• **Your objective**
Repeat the material verbatim and drop the pictures.

• **Available records**
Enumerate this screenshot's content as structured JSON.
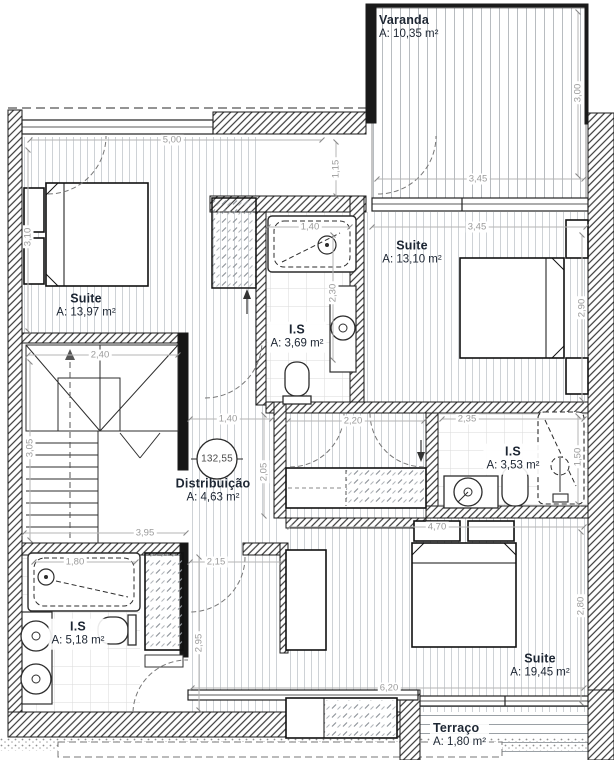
{
  "drawing_type": "architectural-floor-plan",
  "rooms": {
    "varanda": {
      "name": "Varanda",
      "area": "A: 10,35 m²"
    },
    "suite_top_left": {
      "name": "Suite",
      "area": "A: 13,97 m²"
    },
    "suite_top_right": {
      "name": "Suite",
      "area": "A: 13,10 m²"
    },
    "is_center": {
      "name": "I.S",
      "area": "A: 3,69 m²"
    },
    "distribuicao": {
      "name": "Distribuição",
      "area": "A: 4,63 m²"
    },
    "is_right": {
      "name": "I.S",
      "area": "A: 3,53 m²"
    },
    "suite_bottom": {
      "name": "Suite",
      "area": "A: 19,45 m²"
    },
    "is_bottom_left": {
      "name": "I.S",
      "area": "A: 5,18 m²"
    },
    "terraco": {
      "name": "Terraço",
      "area": "A: 1,80 m²"
    }
  },
  "level_marker": {
    "value": "132,55"
  },
  "dims": {
    "top_left_width": "5,00",
    "suite_tl_height": "3,10",
    "varanda_width": "3,45",
    "varanda_depth": "3,00",
    "suite_tr_width": "3,45",
    "suite_tr_height": "2,90",
    "bath_center_width": "1,40",
    "bath_center_height": "2,30",
    "opening_top": "1,15",
    "stair_width": "2,40",
    "stair_height": "3,05",
    "dist_width": "1,40",
    "corridor_top": "2,20",
    "dist_height": "2,05",
    "is_right_width": "2,35",
    "is_right_height": "1,50",
    "suite_b_width": "4,70",
    "suite_b_height": "2,80",
    "bottom_left_width": "3,95",
    "tub_width": "1,80",
    "door_opening": "2,15",
    "corridor_height": "2,95",
    "bottom_width": "6,20"
  },
  "colors": {
    "label_text": "#1d2633",
    "dimension_text": "#9b9b9b",
    "wall_line": "#1a1a1a",
    "floor_hatch": "#ced2d6"
  }
}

• **Solution below**
Enumerate this screenshot's content as structured JSON.
{
  "drawing_type": "architectural-floor-plan",
  "rooms": {
    "varanda": {
      "name": "Varanda",
      "area": "A: 10,35 m²"
    },
    "suite_top_left": {
      "name": "Suite",
      "area": "A: 13,97 m²"
    },
    "suite_top_right": {
      "name": "Suite",
      "area": "A: 13,10 m²"
    },
    "is_center": {
      "name": "I.S",
      "area": "A: 3,69 m²"
    },
    "distribuicao": {
      "name": "Distribuição",
      "area": "A: 4,63 m²"
    },
    "is_right": {
      "name": "I.S",
      "area": "A: 3,53 m²"
    },
    "suite_bottom": {
      "name": "Suite",
      "area": "A: 19,45 m²"
    },
    "is_bottom_left": {
      "name": "I.S",
      "area": "A: 5,18 m²"
    },
    "terraco": {
      "name": "Terraço",
      "area": "A: 1,80 m²"
    }
  },
  "level_marker": {
    "value": "132,55"
  },
  "dims": {
    "top_left_width": "5,00",
    "suite_tl_height": "3,10",
    "varanda_width": "3,45",
    "varanda_depth": "3,00",
    "suite_tr_width": "3,45",
    "suite_tr_height": "2,90",
    "bath_center_width": "1,40",
    "bath_center_height": "2,30",
    "opening_top": "1,15",
    "stair_width": "2,40",
    "stair_height": "3,05",
    "dist_width": "1,40",
    "corridor_top": "2,20",
    "dist_height": "2,05",
    "is_right_width": "2,35",
    "is_right_height": "1,50",
    "suite_b_width": "4,70",
    "suite_b_height": "2,80",
    "bottom_left_width": "3,95",
    "tub_width": "1,80",
    "door_opening": "2,15",
    "corridor_height": "2,95",
    "bottom_width": "6,20"
  },
  "colors": {
    "label_text": "#1d2633",
    "dimension_text": "#9b9b9b",
    "wall_line": "#1a1a1a",
    "floor_hatch": "#ced2d6"
  }
}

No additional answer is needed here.